- [What to do]:
Each line that holds the word "brat" should be returned.

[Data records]
• • • • • • •

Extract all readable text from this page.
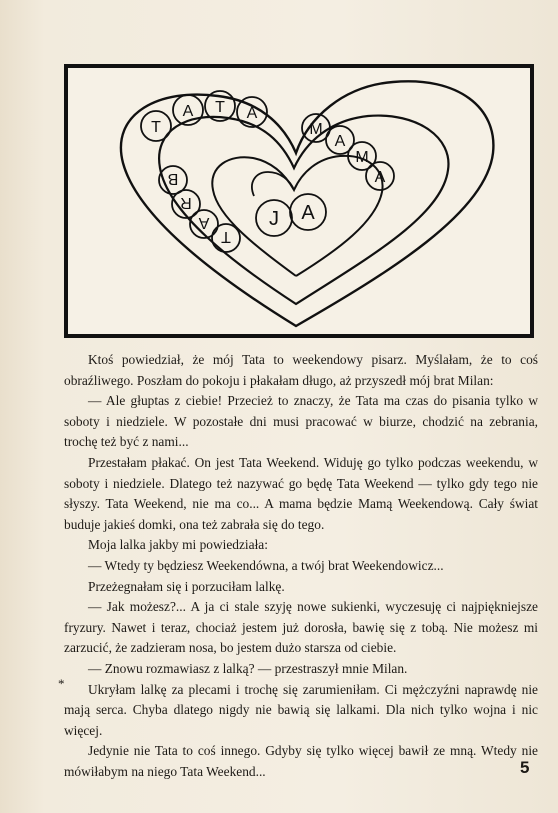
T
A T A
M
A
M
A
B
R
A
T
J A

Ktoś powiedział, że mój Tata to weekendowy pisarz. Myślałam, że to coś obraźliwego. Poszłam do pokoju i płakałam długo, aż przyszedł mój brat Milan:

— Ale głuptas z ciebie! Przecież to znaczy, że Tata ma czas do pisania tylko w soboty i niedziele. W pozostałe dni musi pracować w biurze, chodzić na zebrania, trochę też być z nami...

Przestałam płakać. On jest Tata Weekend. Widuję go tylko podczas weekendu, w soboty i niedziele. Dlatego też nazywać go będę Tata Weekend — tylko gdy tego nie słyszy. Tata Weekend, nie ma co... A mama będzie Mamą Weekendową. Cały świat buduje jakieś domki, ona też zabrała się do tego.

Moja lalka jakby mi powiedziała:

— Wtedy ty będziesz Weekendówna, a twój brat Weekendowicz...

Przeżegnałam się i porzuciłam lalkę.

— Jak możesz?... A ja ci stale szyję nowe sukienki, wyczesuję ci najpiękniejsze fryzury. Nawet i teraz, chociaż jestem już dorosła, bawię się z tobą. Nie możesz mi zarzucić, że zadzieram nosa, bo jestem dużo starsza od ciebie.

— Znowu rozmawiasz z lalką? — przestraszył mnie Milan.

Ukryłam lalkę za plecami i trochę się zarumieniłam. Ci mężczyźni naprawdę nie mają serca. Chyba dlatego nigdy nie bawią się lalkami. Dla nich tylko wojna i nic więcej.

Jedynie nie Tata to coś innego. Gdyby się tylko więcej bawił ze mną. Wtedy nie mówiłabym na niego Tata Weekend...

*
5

• • • • • • •

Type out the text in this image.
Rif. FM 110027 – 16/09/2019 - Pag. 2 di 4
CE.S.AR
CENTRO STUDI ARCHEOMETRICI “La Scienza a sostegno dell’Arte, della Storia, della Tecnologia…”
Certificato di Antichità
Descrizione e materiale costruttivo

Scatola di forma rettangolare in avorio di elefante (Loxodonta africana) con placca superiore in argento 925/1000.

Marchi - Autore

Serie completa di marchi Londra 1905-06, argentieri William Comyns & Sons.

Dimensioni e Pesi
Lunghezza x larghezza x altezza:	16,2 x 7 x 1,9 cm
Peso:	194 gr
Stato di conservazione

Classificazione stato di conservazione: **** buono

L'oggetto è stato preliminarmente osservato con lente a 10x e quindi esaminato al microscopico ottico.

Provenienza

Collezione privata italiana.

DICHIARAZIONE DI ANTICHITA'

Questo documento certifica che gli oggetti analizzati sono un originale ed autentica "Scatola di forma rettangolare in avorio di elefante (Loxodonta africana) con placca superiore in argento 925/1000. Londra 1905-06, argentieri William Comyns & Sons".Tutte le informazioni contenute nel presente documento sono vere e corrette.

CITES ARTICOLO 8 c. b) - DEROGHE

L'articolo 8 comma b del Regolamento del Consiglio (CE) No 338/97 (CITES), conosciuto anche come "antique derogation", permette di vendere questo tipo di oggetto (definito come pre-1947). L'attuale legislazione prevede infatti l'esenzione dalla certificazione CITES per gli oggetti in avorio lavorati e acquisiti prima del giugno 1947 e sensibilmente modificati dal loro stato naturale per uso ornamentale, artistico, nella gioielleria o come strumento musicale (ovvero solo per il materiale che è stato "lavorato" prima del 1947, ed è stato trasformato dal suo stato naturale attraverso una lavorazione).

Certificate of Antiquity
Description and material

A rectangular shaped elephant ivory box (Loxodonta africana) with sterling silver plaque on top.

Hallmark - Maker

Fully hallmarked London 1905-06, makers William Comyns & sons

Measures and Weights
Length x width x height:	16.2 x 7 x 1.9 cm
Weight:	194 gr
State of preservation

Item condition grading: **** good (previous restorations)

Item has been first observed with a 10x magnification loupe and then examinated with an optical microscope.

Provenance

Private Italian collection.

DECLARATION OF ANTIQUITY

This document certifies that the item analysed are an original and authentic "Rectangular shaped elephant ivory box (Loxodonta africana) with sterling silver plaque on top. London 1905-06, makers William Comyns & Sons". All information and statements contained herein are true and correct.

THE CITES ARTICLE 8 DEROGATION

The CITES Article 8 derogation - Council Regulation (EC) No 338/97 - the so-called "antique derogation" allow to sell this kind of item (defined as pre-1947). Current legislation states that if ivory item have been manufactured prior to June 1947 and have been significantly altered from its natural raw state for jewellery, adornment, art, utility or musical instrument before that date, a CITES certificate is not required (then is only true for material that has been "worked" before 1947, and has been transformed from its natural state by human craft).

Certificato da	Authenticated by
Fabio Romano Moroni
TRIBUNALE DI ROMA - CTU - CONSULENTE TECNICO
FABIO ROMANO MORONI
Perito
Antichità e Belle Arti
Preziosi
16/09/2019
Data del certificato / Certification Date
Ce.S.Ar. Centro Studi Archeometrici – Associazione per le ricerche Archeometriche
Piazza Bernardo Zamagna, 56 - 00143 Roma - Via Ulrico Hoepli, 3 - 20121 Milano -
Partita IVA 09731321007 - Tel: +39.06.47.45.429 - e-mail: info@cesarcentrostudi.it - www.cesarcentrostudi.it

• • • • • • •

- [The result]:
Ktoś powiedział, że mój Tata to weekendowy pisarz. Myślałam, że to coś obraźliwego. Poszłam do pokoju i płakałam długo, aż przyszedł mój brat Milan:
— Wtedy ty będziesz Weekendówna, a twój brat Weekendowicz...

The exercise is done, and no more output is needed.